● Work to be completed: Make an exact copy of the listing below.
====================
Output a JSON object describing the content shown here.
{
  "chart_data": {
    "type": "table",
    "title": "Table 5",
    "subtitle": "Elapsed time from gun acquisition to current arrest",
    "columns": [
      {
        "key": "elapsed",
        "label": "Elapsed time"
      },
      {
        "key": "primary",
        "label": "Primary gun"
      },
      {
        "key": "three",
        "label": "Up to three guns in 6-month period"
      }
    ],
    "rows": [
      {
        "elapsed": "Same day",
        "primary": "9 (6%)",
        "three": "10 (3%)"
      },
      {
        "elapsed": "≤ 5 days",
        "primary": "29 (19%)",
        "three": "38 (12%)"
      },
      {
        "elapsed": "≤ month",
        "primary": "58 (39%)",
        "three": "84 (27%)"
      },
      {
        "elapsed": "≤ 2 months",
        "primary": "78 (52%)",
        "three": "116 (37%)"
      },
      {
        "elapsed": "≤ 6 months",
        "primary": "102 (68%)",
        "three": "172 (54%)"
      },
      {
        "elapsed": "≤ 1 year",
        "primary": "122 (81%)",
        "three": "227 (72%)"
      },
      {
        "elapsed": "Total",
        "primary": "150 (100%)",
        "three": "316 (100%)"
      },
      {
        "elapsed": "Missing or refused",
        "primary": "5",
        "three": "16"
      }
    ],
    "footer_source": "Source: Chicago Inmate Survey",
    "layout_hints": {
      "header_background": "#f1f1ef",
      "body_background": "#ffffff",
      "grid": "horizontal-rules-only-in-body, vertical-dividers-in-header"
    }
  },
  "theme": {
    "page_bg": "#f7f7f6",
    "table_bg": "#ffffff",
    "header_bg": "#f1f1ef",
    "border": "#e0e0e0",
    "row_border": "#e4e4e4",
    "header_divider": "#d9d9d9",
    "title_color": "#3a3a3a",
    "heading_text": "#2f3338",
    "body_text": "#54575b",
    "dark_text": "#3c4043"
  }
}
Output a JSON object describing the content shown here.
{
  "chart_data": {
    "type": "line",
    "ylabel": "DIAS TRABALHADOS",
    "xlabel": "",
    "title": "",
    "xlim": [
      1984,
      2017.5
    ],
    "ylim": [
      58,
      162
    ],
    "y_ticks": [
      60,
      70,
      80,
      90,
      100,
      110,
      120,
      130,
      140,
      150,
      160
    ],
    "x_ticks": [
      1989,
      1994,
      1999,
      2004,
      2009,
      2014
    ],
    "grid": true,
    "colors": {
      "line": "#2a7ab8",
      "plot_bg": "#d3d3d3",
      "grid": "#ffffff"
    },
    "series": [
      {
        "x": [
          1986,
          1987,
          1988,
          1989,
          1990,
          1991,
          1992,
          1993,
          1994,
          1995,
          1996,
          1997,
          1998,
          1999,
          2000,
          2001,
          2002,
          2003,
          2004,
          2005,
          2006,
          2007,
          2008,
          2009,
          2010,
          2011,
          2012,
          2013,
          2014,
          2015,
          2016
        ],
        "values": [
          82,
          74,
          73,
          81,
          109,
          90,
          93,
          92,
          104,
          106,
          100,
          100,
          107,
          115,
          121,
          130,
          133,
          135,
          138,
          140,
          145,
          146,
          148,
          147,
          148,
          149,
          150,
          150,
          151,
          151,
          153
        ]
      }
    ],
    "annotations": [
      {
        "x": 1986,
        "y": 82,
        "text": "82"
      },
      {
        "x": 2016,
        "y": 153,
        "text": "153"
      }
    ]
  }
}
====================
● Answer to the problem:
Output a JSON object describing the content shown here.
{
  "chart_data": {
    "type": "table",
    "title": "Table 5",
    "subtitle": "Elapsed time from gun acquisition to current arrest",
    "columns": [
      {
        "key": "elapsed",
        "label": "Elapsed time"
      },
      {
        "key": "primary",
        "label": "Primary gun"
      },
      {
        "key": "three",
        "label": "Up to three guns in 6-month period"
      }
    ],
    "rows": [
      {
        "elapsed": "Same day",
        "primary": "9 (6%)",
        "three": "10 (3%)"
      },
      {
        "elapsed": "≤ 5 days",
        "primary": "29 (19%)",
        "three": "38 (12%)"
      },
      {
        "elapsed": "≤ month",
        "primary": "58 (39%)",
        "three": "84 (27%)"
      },
      {
        "elapsed": "≤ 2 months",
        "primary": "78 (52%)",
        "three": "116 (37%)"
      },
      {
        "elapsed": "≤ 6 months",
        "primary": "102 (68%)",
        "three": "172 (54%)"
      },
      {
        "elapsed": "≤ 1 year",
        "primary": "122 (81%)",
        "three": "227 (72%)"
      },
      {
        "elapsed": "Total",
        "primary": "150 (100%)",
        "three": "316 (100%)"
      },
      {
        "elapsed": "Missing or refused",
        "primary": "5",
        "three": "16"
      }
    ],
    "footer_source": "Source: Chicago Inmate Survey",
    "layout_hints": {
      "header_background": "#f1f1ef",
      "body_background": "#ffffff",
      "grid": "horizontal-rules-only-in-body, vertical-dividers-in-header"
    }
  },
  "theme": {
    "page_bg": "#f7f7f6",
    "table_bg": "#ffffff",
    "header_bg": "#f1f1ef",
    "border": "#e0e0e0",
    "row_border": "#e4e4e4",
    "header_divider": "#d9d9d9",
    "title_color": "#3a3a3a",
    "heading_text": "#2f3338",
    "body_text": "#54575b",
    "dark_text": "#3c4043"
  }
}
Output a JSON object describing the content shown here.
{
  "chart_data": {
    "type": "line",
    "ylabel": "DIAS TRABALHADOS",
    "xlabel": "",
    "title": "",
    "xlim": [
      1984,
      2017.5
    ],
    "ylim": [
      58,
      162
    ],
    "y_ticks": [
      60,
      70,
      80,
      90,
      100,
      110,
      120,
      130,
      140,
      150,
      160
    ],
    "x_ticks": [
      1989,
      1994,
      1999,
      2004,
      2009,
      2014
    ],
    "grid": true,
    "colors": {
      "line": "#2a7ab8",
      "plot_bg": "#d3d3d3",
      "grid": "#ffffff"
    },
    "series": [
      {
        "x": [
          1986,
          1987,
          1988,
          1989,
          1990,
          1991,
          1992,
          1993,
          1994,
          1995,
          1996,
          1997,
          1998,
          1999,
          2000,
          2001,
          2002,
          2003,
          2004,
          2005,
          2006,
          2007,
          2008,
          2009,
          2010,
          2011,
          2012,
          2013,
          2014,
          2015,
          2016
        ],
        "values": [
          82,
          74,
          73,
          81,
          109,
          90,
          93,
          92,
          104,
          106,
          100,
          100,
          107,
          115,
          121,
          130,
          133,
          135,
          138,
          140,
          145,
          146,
          148,
          147,
          148,
          149,
          150,
          150,
          151,
          151,
          153
        ]
      }
    ],
    "annotations": [
      {
        "x": 1986,
        "y": 82,
        "text": "82"
      },
      {
        "x": 2016,
        "y": 153,
        "text": "153"
      }
    ]
  }
}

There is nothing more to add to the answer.